**** Task data

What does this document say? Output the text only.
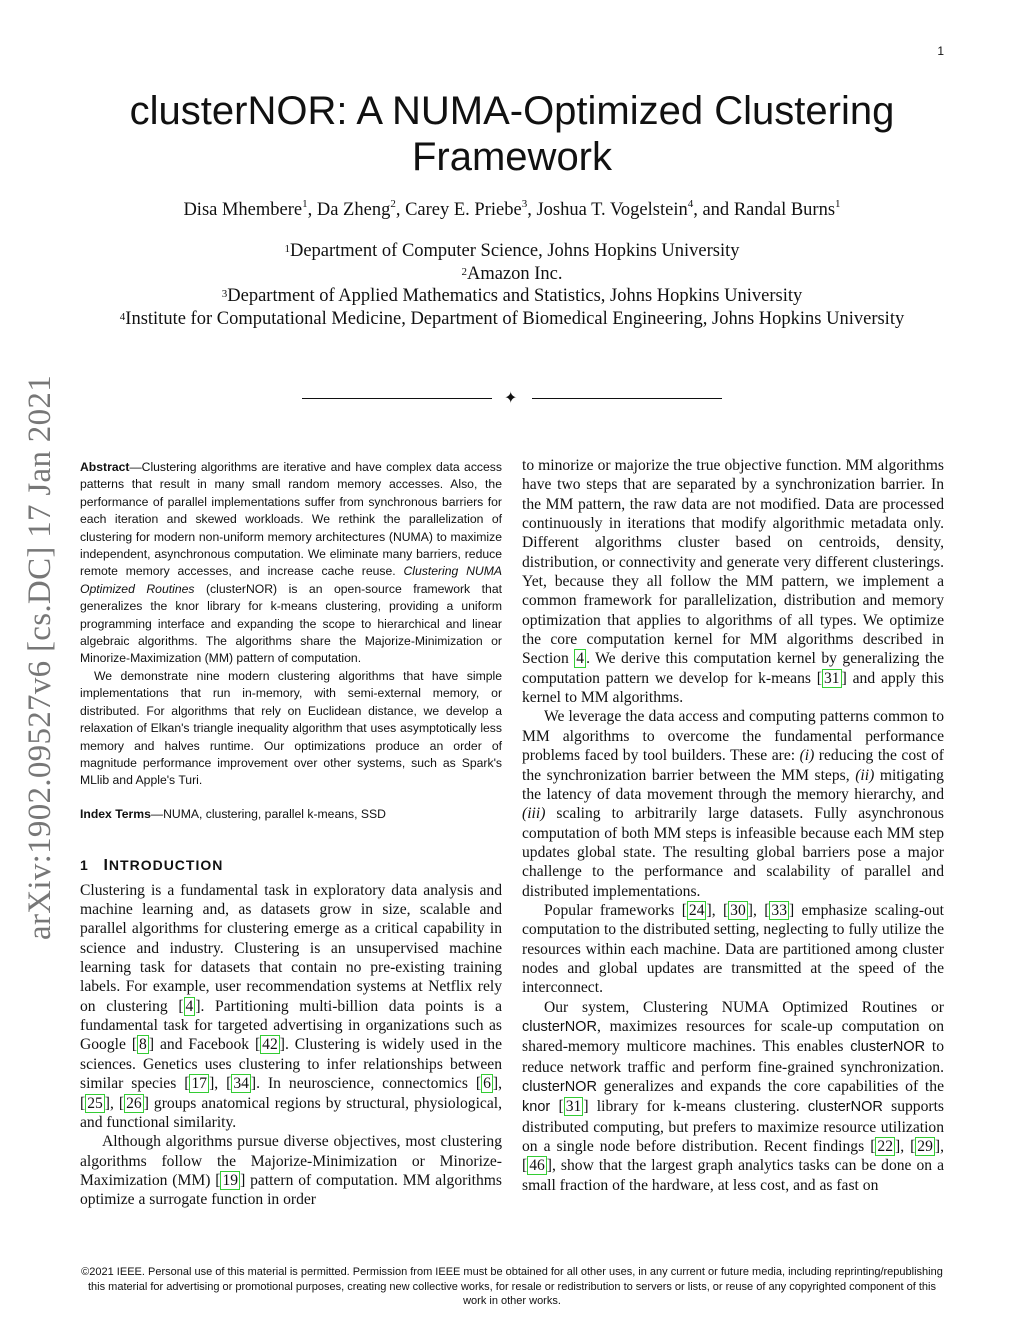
1
clusterNOR: A NUMA-Optimized Clustering Framework
Disa Mhembere$^1$, Da Zheng$^2$, Carey E. Priebe$^3$, Joshua T. Vogelstein$^4$, and Randal Burns$^1$
$^1$Department of Computer Science, Johns Hopkins University
$^2$Amazon Inc.
$^3$Department of Applied Mathematics and Statistics, Johns Hopkins University
$^4$Institute for Computational Medicine, Department of Biomedical Engineering, Johns Hopkins University
✦
arXiv:1902.09527v6 [cs.DC] 17 Jan 2021 Abstract—Clustering algorithms are iterative and have complex data access patterns that result in many small random memory accesses. Also, the performance of parallel implementations suffer from synchronous barriers for each iteration and skewed workloads. We rethink the parallelization of clustering for modern non-uniform memory architectures (NUMA) to maximize independent, asynchronous computation. We eliminate many barriers, reduce remote memory accesses, and increase cache reuse. Clustering NUMA Optimized Routines (clusterNOR) is an open-source framework that generalizes the knor library for k-means clustering, providing a uniform programming interface and expanding the scope to hierarchical and linear algebraic algorithms. The algorithms share the Majorize-Minimization or Minorize-Maximization (MM) pattern of computation.

We demonstrate nine modern clustering algorithms that have simple implementations that run in-memory, with semi-external memory, or distributed. For algorithms that rely on Euclidean distance, we develop a relaxation of Elkan's triangle inequality algorithm that uses asymptotically less memory and halves runtime. Our optimizations produce an order of magnitude performance improvement over other systems, such as Spark's MLlib and Apple's Turi.

Index Terms—NUMA, clustering, parallel k-means, SSD
1 INTRODUCTION

Clustering is a fundamental task in exploratory data analysis and machine learning and, as datasets grow in size, scalable and parallel algorithms for clustering emerge as a critical capability in science and industry. Clustering is an unsupervised machine learning task for datasets that contain no pre-existing training labels. For example, user recommendation systems at Netflix rely on clustering [ 4 ]. Partitioning multi-billion data points is a fundamental task for targeted advertising in organizations such as Google [ 8 ] and Facebook [ 42 ]. Clustering is widely used in the sciences. Genetics uses clustering to infer relationships between similar species [ 17 ], [ 34 ]. In neuroscience, connectomics [ 6 ], [ 25 ], [ 26 ] groups anatomical regions by structural, physiological, and functional similarity.

Although algorithms pursue diverse objectives, most clustering algorithms follow the Majorize-Minimization or Minorize-Maximization (MM) [ 19 ] pattern of computation. MM algorithms optimize a surrogate function in order

to minorize or majorize the true objective function. MM algorithms have two steps that are separated by a synchronization barrier. In the MM pattern, the raw data are not modified. Data are processed continuously in iterations that modify algorithmic metadata only. Different algorithms cluster based on centroids, density, distribution, or connectivity and generate very different clusterings. Yet, because they all follow the MM pattern, we implement a common framework for parallelization, distribution and memory optimization that applies to algorithms of all types. We optimize the core computation kernel for MM algorithms described in Section 4 . We derive this computation kernel by generalizing the computation pattern we develop for k-means [ 31 ] and apply this kernel to MM algorithms.

We leverage the data access and computing patterns common to MM algorithms to overcome the fundamental performance problems faced by tool builders. These are: (i) reducing the cost of the synchronization barrier between the MM steps, (ii) mitigating the latency of data movement through the memory hierarchy, and (iii) scaling to arbitrarily large datasets. Fully asynchronous computation of both MM steps is infeasible because each MM step updates global state. The resulting global barriers pose a major challenge to the performance and scalability of parallel and distributed implementations.

Popular frameworks [ 24 ], [ 30 ], [ 33 ] emphasize scaling-out computation to the distributed setting, neglecting to fully utilize the resources within each machine. Data are partitioned among cluster nodes and global updates are transmitted at the speed of the interconnect.

Our system, Clustering NUMA Optimized Routines or clusterNOR, maximizes resources for scale-up computation on shared-memory multicore machines. This enables clusterNOR to reduce network traffic and perform fine-grained synchronization. clusterNOR generalizes and expands the core capabilities of the knor [ 31 ] library for k-means clustering. clusterNOR supports distributed computing, but prefers to maximize resource utilization on a single node before distribution. Recent findings [ 22 ], [ 29 ], [ 46 ], show that the largest graph analytics tasks can be done on a small fraction of the hardware, at less cost, and as fast on

©2021 IEEE. Personal use of this material is permitted. Permission from IEEE must be obtained for all other uses, in any current or future media, including reprinting/republishing this material for advertising or promotional purposes, creating new collective works, for resale or redistribution to servers or lists, or reuse of any copyrighted component of this work in other works.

********

*What to produce*
Transcribe all of the material exactly, leaving out whatever pictures it contains.

*Exercise answer*
What does this document say? Output the text only.
1
clusterNOR: A NUMA-Optimized Clustering Framework
Disa Mhembere$^1$, Da Zheng$^2$, Carey E. Priebe$^3$, Joshua T. Vogelstein$^4$, and Randal Burns$^1$
$^1$Department of Computer Science, Johns Hopkins University
$^2$Amazon Inc.
$^3$Department of Applied Mathematics and Statistics, Johns Hopkins University
$^4$Institute for Computational Medicine, Department of Biomedical Engineering, Johns Hopkins University
✦
arXiv:1902.09527v6 [cs.DC] 17 Jan 2021 Abstract—Clustering algorithms are iterative and have complex data access patterns that result in many small random memory accesses. Also, the performance of parallel implementations suffer from synchronous barriers for each iteration and skewed workloads. We rethink the parallelization of clustering for modern non-uniform memory architectures (NUMA) to maximize independent, asynchronous computation. We eliminate many barriers, reduce remote memory accesses, and increase cache reuse. Clustering NUMA Optimized Routines (clusterNOR) is an open-source framework that generalizes the knor library for k-means clustering, providing a uniform programming interface and expanding the scope to hierarchical and linear algebraic algorithms. The algorithms share the Majorize-Minimization or Minorize-Maximization (MM) pattern of computation.

We demonstrate nine modern clustering algorithms that have simple implementations that run in-memory, with semi-external memory, or distributed. For algorithms that rely on Euclidean distance, we develop a relaxation of Elkan's triangle inequality algorithm that uses asymptotically less memory and halves runtime. Our optimizations produce an order of magnitude performance improvement over other systems, such as Spark's MLlib and Apple's Turi.

Index Terms—NUMA, clustering, parallel k-means, SSD
1 INTRODUCTION

Clustering is a fundamental task in exploratory data analysis and machine learning and, as datasets grow in size, scalable and parallel algorithms for clustering emerge as a critical capability in science and industry. Clustering is an unsupervised machine learning task for datasets that contain no pre-existing training labels. For example, user recommendation systems at Netflix rely on clustering [ 4 ]. Partitioning multi-billion data points is a fundamental task for targeted advertising in organizations such as Google [ 8 ] and Facebook [ 42 ]. Clustering is widely used in the sciences. Genetics uses clustering to infer relationships between similar species [ 17 ], [ 34 ]. In neuroscience, connectomics [ 6 ], [ 25 ], [ 26 ] groups anatomical regions by structural, physiological, and functional similarity.

Although algorithms pursue diverse objectives, most clustering algorithms follow the Majorize-Minimization or Minorize-Maximization (MM) [ 19 ] pattern of computation. MM algorithms optimize a surrogate function in order

to minorize or majorize the true objective function. MM algorithms have two steps that are separated by a synchronization barrier. In the MM pattern, the raw data are not modified. Data are processed continuously in iterations that modify algorithmic metadata only. Different algorithms cluster based on centroids, density, distribution, or connectivity and generate very different clusterings. Yet, because they all follow the MM pattern, we implement a common framework for parallelization, distribution and memory optimization that applies to algorithms of all types. We optimize the core computation kernel for MM algorithms described in Section 4 . We derive this computation kernel by generalizing the computation pattern we develop for k-means [ 31 ] and apply this kernel to MM algorithms.

We leverage the data access and computing patterns common to MM algorithms to overcome the fundamental performance problems faced by tool builders. These are: (i) reducing the cost of the synchronization barrier between the MM steps, (ii) mitigating the latency of data movement through the memory hierarchy, and (iii) scaling to arbitrarily large datasets. Fully asynchronous computation of both MM steps is infeasible because each MM step updates global state. The resulting global barriers pose a major challenge to the performance and scalability of parallel and distributed implementations.

Popular frameworks [ 24 ], [ 30 ], [ 33 ] emphasize scaling-out computation to the distributed setting, neglecting to fully utilize the resources within each machine. Data are partitioned among cluster nodes and global updates are transmitted at the speed of the interconnect.

Our system, Clustering NUMA Optimized Routines or clusterNOR, maximizes resources for scale-up computation on shared-memory multicore machines. This enables clusterNOR to reduce network traffic and perform fine-grained synchronization. clusterNOR generalizes and expands the core capabilities of the knor [ 31 ] library for k-means clustering. clusterNOR supports distributed computing, but prefers to maximize resource utilization on a single node before distribution. Recent findings [ 22 ], [ 29 ], [ 46 ], show that the largest graph analytics tasks can be done on a small fraction of the hardware, at less cost, and as fast on

©2021 IEEE. Personal use of this material is permitted. Permission from IEEE must be obtained for all other uses, in any current or future media, including reprinting/republishing this material for advertising or promotional purposes, creating new collective works, for resale or redistribution to servers or lists, or reuse of any copyrighted component of this work in other works.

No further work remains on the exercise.